» **INSTRUCTIONS FOR THE TASK**
Using the material below, copy every line where "Start" appears.

» **DATA ENTRIES**
..........
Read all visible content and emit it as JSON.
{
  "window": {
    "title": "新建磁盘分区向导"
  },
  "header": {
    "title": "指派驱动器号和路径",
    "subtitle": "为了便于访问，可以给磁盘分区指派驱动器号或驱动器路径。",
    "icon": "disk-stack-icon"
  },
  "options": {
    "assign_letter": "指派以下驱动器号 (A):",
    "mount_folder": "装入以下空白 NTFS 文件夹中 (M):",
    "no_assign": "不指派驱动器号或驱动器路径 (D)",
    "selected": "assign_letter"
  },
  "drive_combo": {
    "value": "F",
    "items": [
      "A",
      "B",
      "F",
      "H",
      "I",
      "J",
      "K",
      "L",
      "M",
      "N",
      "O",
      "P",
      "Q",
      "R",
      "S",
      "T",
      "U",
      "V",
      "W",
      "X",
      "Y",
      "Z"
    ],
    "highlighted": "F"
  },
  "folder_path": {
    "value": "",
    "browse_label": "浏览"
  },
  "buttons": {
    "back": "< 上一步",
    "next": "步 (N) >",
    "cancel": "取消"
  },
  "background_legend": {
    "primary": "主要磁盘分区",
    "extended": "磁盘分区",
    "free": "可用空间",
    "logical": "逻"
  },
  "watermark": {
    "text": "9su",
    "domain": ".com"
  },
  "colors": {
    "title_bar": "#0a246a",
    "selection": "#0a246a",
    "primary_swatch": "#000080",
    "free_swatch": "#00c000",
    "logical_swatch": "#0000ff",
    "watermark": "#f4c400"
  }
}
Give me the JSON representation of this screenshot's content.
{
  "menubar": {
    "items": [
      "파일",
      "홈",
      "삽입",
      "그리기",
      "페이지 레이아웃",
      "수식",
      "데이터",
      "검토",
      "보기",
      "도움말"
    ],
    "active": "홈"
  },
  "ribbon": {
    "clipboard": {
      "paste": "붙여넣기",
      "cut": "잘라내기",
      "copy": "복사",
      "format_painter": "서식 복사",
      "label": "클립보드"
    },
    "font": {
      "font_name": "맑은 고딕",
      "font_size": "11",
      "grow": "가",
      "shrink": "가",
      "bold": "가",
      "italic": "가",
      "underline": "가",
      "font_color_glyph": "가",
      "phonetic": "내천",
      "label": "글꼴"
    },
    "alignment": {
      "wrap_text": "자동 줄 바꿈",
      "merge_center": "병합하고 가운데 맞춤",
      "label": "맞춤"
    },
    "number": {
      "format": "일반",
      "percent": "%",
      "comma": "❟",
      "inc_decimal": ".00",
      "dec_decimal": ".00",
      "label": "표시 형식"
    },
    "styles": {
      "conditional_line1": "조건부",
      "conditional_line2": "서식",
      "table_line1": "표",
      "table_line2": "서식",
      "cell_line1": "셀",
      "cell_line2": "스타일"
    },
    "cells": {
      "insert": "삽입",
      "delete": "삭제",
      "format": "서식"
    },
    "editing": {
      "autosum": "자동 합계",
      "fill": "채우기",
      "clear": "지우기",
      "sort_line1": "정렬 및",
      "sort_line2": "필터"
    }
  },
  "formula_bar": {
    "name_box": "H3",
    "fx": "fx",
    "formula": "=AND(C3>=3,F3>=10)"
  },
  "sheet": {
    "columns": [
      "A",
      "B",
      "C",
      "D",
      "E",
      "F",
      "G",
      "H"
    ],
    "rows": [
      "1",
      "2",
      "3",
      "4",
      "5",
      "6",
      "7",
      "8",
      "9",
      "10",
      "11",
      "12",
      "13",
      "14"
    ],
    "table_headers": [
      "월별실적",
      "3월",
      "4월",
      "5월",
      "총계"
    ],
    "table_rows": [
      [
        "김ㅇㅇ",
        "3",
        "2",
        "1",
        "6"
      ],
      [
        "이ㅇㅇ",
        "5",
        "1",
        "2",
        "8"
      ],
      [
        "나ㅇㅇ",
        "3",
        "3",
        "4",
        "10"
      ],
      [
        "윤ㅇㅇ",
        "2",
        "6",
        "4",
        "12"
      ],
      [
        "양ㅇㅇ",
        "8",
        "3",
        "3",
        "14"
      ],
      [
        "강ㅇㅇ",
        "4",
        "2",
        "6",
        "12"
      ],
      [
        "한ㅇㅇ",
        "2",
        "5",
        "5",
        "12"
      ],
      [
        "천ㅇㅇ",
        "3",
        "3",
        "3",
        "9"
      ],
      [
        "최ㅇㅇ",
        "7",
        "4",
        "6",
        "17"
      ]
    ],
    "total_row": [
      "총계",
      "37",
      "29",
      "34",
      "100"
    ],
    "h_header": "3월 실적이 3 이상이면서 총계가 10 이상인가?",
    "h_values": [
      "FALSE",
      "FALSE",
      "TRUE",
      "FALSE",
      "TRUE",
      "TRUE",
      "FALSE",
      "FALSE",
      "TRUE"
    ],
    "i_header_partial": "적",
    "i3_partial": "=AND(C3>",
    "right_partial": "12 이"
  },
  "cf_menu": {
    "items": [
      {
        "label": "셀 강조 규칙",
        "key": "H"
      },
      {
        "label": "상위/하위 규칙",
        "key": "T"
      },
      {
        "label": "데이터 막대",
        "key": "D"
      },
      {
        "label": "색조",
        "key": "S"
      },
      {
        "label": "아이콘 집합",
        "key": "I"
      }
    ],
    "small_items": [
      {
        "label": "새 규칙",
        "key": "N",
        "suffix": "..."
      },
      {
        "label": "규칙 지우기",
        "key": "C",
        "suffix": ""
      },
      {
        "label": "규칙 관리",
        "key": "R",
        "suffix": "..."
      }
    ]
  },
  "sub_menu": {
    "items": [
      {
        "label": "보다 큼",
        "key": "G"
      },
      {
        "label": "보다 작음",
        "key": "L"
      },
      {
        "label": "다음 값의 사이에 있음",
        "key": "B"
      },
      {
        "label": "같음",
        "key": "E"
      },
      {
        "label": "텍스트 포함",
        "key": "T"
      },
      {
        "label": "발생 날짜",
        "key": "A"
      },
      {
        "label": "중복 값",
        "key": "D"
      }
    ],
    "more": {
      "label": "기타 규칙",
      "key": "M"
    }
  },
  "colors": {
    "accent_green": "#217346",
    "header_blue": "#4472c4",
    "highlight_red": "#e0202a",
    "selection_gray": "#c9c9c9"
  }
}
..........
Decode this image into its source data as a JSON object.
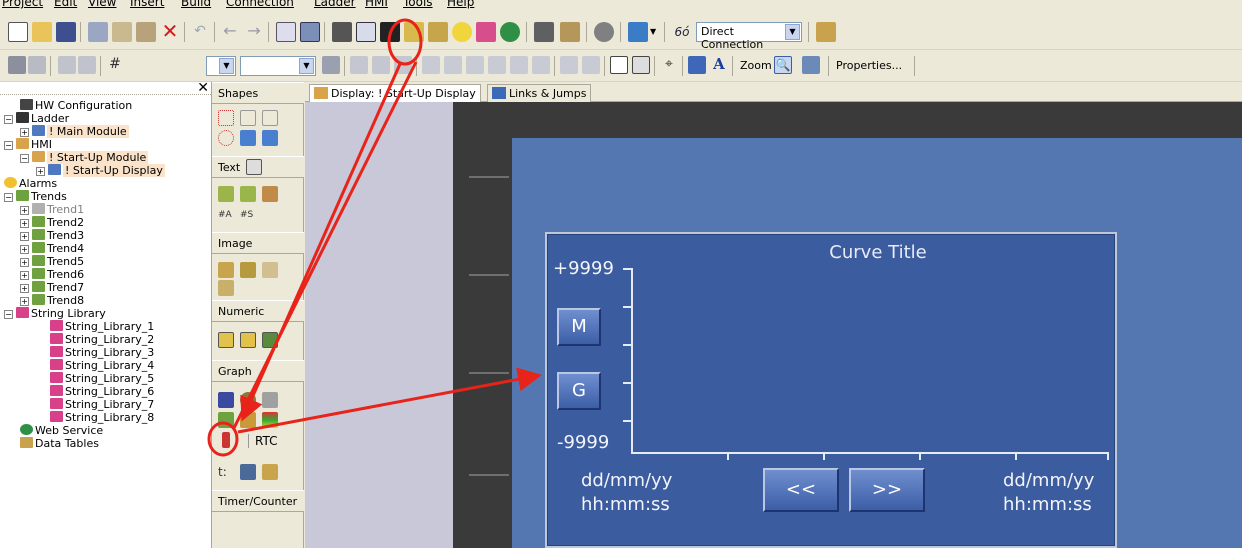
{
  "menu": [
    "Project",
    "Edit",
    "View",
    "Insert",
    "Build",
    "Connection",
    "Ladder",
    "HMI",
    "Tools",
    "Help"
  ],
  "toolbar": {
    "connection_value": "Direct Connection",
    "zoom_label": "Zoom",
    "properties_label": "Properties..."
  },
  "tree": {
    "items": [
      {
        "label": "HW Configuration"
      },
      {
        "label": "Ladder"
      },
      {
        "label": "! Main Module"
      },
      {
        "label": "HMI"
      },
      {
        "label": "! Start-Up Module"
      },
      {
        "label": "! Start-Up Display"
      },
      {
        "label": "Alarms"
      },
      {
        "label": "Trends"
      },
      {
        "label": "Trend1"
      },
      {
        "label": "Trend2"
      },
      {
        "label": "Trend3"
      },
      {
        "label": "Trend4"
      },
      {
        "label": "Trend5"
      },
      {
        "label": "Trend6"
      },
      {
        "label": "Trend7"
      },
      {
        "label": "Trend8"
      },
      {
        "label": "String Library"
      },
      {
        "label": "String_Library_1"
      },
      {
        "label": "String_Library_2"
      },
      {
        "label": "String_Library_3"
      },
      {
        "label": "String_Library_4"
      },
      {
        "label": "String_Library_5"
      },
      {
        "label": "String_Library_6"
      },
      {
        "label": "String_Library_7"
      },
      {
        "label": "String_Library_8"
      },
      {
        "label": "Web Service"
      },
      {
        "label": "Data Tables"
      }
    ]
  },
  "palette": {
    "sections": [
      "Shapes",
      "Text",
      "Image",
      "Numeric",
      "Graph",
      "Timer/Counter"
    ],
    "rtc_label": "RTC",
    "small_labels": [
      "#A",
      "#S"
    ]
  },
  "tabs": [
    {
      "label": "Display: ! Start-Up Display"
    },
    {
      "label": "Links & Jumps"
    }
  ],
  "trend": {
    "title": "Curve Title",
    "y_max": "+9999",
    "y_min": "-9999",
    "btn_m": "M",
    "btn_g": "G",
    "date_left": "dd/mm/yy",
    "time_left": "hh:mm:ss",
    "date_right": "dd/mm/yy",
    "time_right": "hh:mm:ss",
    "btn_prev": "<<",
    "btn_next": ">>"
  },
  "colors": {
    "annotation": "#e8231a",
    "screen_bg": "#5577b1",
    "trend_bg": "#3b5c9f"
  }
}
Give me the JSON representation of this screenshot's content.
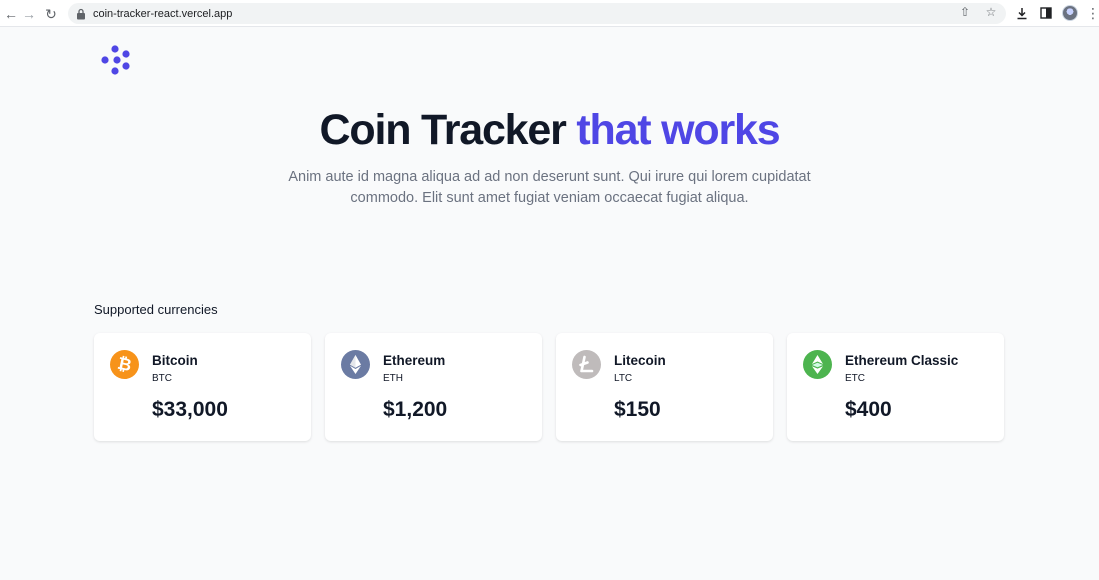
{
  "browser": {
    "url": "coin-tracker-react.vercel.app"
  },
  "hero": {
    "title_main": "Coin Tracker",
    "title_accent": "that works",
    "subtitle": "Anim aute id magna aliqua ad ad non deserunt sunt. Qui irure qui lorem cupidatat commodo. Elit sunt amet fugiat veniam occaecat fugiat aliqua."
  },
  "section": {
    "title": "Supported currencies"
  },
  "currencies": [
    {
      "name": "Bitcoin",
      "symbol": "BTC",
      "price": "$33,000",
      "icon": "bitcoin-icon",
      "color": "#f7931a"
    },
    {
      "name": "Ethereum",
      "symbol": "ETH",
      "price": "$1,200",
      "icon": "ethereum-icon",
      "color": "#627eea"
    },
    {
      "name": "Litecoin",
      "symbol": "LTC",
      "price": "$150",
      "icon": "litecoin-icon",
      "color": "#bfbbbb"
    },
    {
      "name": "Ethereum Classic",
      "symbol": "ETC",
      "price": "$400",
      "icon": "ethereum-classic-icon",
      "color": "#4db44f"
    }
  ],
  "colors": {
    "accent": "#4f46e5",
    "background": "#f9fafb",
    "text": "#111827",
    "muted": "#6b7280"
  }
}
..........
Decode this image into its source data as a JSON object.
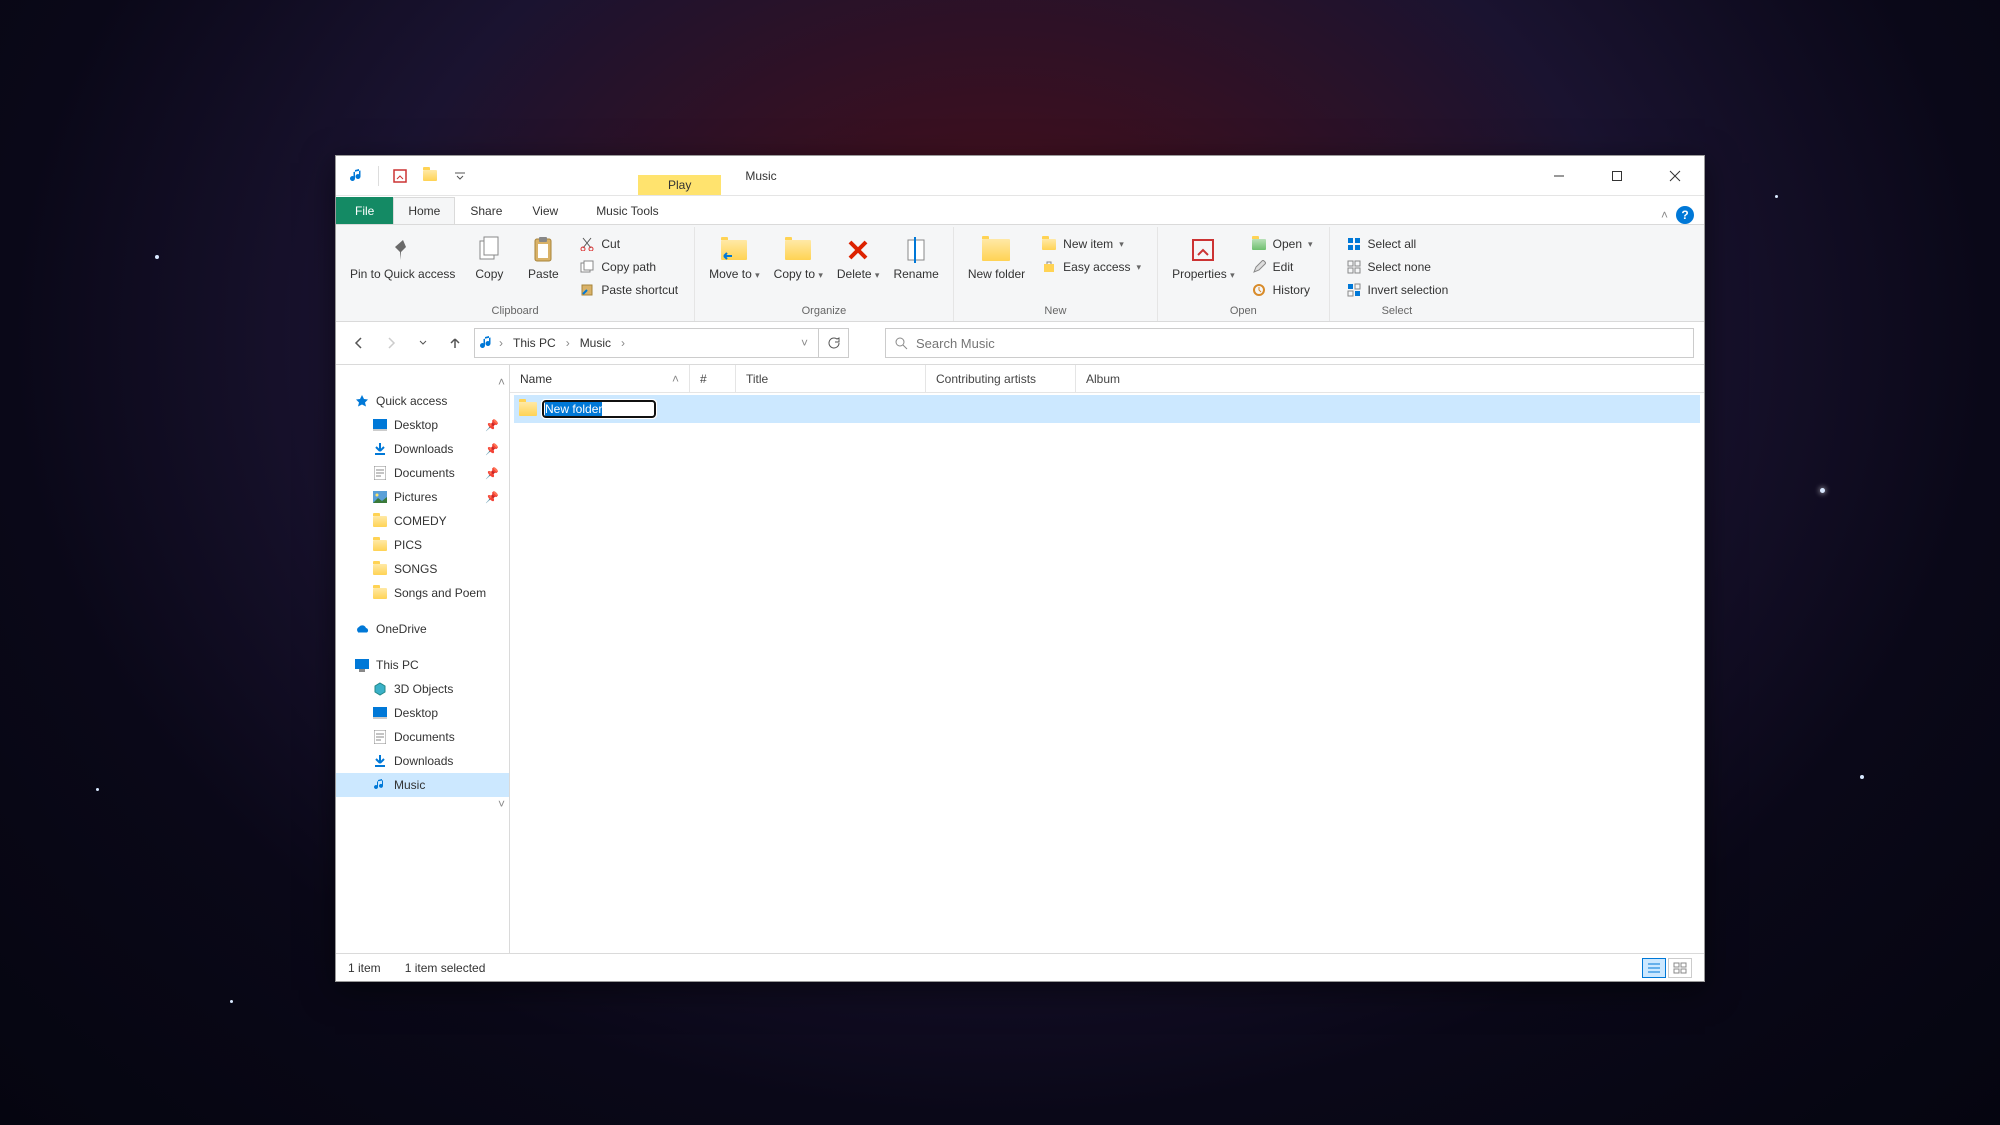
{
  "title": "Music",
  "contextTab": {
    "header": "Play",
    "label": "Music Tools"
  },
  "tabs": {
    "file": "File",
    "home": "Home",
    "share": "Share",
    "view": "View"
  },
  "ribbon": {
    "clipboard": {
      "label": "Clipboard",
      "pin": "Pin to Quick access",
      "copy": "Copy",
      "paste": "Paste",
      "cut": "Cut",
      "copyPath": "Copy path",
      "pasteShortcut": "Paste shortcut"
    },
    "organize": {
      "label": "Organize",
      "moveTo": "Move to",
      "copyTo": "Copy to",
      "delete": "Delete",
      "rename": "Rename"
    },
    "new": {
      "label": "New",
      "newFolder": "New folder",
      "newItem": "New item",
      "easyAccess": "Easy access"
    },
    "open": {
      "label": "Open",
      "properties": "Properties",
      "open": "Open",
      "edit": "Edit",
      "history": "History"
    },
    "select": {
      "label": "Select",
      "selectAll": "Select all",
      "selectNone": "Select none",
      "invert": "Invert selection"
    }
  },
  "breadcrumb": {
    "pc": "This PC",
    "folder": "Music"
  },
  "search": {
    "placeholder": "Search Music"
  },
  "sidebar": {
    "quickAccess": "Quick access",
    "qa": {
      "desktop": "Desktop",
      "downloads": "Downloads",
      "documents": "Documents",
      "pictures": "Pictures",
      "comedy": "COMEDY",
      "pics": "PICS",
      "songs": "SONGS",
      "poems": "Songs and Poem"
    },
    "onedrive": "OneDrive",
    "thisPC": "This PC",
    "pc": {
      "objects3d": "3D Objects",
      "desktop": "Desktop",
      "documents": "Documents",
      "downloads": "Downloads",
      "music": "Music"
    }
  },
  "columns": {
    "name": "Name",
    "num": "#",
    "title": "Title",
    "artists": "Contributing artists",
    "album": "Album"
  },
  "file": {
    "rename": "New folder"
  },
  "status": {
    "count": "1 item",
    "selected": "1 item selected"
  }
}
..........
» **WRITTEN SOLUTION**
        "label": "! Start-Up Module"
        "label": "! Start-Up Display"
      "label": "Display: ! Start-Up Display"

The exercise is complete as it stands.